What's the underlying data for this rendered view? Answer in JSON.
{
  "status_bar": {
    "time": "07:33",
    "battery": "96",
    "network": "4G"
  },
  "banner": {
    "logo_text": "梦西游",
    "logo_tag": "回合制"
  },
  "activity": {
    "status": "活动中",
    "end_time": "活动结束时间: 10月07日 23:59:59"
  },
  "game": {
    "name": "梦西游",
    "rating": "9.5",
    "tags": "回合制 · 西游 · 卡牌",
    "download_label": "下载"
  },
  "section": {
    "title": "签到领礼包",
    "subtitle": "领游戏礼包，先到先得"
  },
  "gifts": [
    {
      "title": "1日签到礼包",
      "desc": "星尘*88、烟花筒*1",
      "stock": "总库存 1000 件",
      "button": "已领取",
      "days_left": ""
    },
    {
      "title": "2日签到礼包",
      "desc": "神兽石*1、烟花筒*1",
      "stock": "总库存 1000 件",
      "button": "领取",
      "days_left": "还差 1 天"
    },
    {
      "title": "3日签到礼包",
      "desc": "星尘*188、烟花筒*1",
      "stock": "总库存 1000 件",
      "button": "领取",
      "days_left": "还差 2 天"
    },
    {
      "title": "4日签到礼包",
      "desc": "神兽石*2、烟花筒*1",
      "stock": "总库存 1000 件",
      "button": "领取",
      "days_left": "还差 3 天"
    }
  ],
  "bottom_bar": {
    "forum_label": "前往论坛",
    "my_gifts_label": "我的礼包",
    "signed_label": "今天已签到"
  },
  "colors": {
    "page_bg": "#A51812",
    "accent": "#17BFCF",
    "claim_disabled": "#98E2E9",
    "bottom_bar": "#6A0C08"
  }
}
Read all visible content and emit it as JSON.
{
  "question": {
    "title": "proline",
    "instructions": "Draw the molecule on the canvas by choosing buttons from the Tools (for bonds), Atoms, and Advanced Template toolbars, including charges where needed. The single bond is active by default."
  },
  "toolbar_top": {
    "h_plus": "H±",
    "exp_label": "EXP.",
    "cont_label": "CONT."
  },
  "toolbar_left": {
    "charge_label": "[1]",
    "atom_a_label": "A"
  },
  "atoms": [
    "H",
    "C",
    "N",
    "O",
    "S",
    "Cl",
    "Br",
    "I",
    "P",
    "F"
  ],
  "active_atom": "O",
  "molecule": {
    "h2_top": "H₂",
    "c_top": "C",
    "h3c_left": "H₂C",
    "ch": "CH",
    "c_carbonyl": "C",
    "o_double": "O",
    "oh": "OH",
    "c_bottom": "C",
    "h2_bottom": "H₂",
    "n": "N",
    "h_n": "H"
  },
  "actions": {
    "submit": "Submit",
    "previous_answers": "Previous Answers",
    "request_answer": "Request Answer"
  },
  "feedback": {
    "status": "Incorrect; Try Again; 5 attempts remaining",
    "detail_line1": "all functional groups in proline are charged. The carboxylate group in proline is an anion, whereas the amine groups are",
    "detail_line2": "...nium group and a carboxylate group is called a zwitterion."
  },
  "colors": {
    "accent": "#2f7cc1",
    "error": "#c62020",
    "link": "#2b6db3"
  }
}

————

# Given problem
Determine how many lines include the string "group". Give no answer but the number.

# Output below
2